*Your instructions*. Retype the records below word for word and omit any image.

*Information provided*.
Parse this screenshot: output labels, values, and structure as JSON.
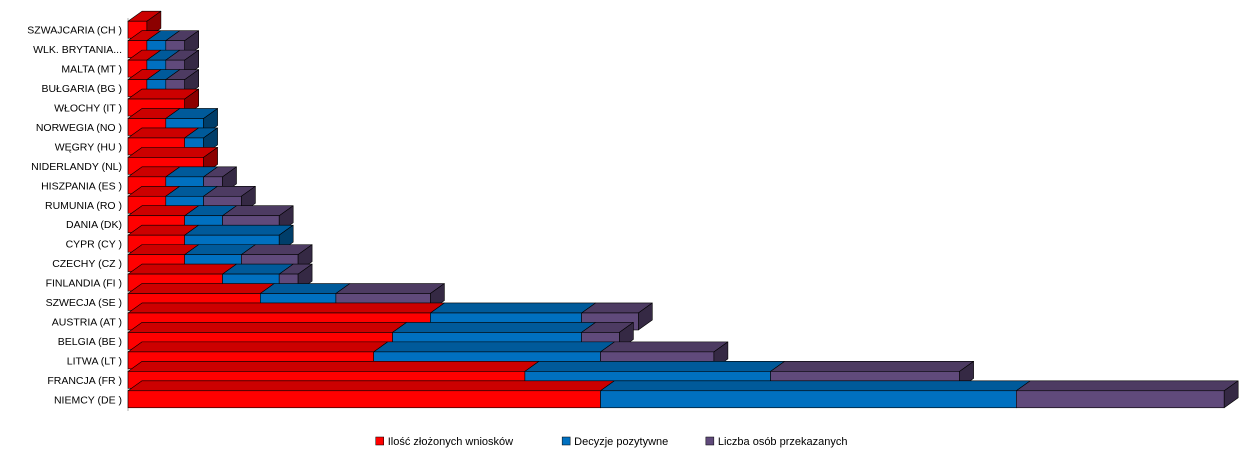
{
  "chart_data": {
    "type": "bar",
    "orientation": "horizontal",
    "stacked": true,
    "style": "3d",
    "categories": [
      "SZWAJCARIA (CH )",
      "WLK. BRYTANIA...",
      "MALTA (MT )",
      "BUŁGARIA (BG )",
      "WŁOCHY (IT )",
      "NORWEGIA (NO )",
      "WĘGRY (HU )",
      "NIDERLANDY (NL)",
      "HISZPANIA (ES )",
      "RUMUNIA (RO )",
      "DANIA (DK)",
      "CYPR (CY )",
      "CZECHY (CZ )",
      "FINLANDIA (FI )",
      "SZWECJA (SE )",
      "AUSTRIA (AT )",
      "BELGIA (BE )",
      "LITWA (LT )",
      "FRANCJA (FR )",
      "NIEMCY (DE )"
    ],
    "series": [
      {
        "name": "Ilość złożonych wniosków",
        "color": "#ff0000",
        "values": [
          1,
          1,
          1,
          1,
          3,
          2,
          3,
          4,
          2,
          2,
          3,
          3,
          3,
          5,
          7,
          16,
          14,
          13,
          21,
          25
        ]
      },
      {
        "name": "Decyzje pozytywne",
        "color": "#0070c0",
        "values": [
          0,
          1,
          1,
          1,
          0,
          2,
          1,
          0,
          2,
          2,
          2,
          5,
          3,
          3,
          4,
          8,
          10,
          12,
          13,
          22
        ]
      },
      {
        "name": "Liczba osób przekazanych",
        "color": "#604a7b",
        "values": [
          0,
          1,
          1,
          1,
          0,
          0,
          0,
          0,
          1,
          2,
          3,
          0,
          3,
          1,
          5,
          3,
          2,
          6,
          10,
          11
        ]
      }
    ],
    "legend_position": "bottom",
    "grid": false
  }
}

*Solution to the exercise*.
Parse this screenshot: output labels, values, and structure as JSON.
{
  "chart_data": {
    "type": "bar",
    "orientation": "horizontal",
    "stacked": true,
    "style": "3d",
    "categories": [
      "SZWAJCARIA (CH )",
      "WLK. BRYTANIA...",
      "MALTA (MT )",
      "BUŁGARIA (BG )",
      "WŁOCHY (IT )",
      "NORWEGIA (NO )",
      "WĘGRY (HU )",
      "NIDERLANDY (NL)",
      "HISZPANIA (ES )",
      "RUMUNIA (RO )",
      "DANIA (DK)",
      "CYPR (CY )",
      "CZECHY (CZ )",
      "FINLANDIA (FI )",
      "SZWECJA (SE )",
      "AUSTRIA (AT )",
      "BELGIA (BE )",
      "LITWA (LT )",
      "FRANCJA (FR )",
      "NIEMCY (DE )"
    ],
    "series": [
      {
        "name": "Ilość złożonych wniosków",
        "color": "#ff0000",
        "values": [
          1,
          1,
          1,
          1,
          3,
          2,
          3,
          4,
          2,
          2,
          3,
          3,
          3,
          5,
          7,
          16,
          14,
          13,
          21,
          25
        ]
      },
      {
        "name": "Decyzje pozytywne",
        "color": "#0070c0",
        "values": [
          0,
          1,
          1,
          1,
          0,
          2,
          1,
          0,
          2,
          2,
          2,
          5,
          3,
          3,
          4,
          8,
          10,
          12,
          13,
          22
        ]
      },
      {
        "name": "Liczba osób przekazanych",
        "color": "#604a7b",
        "values": [
          0,
          1,
          1,
          1,
          0,
          0,
          0,
          0,
          1,
          2,
          3,
          0,
          3,
          1,
          5,
          3,
          2,
          6,
          10,
          11
        ]
      }
    ],
    "legend_position": "bottom",
    "grid": false
  }
}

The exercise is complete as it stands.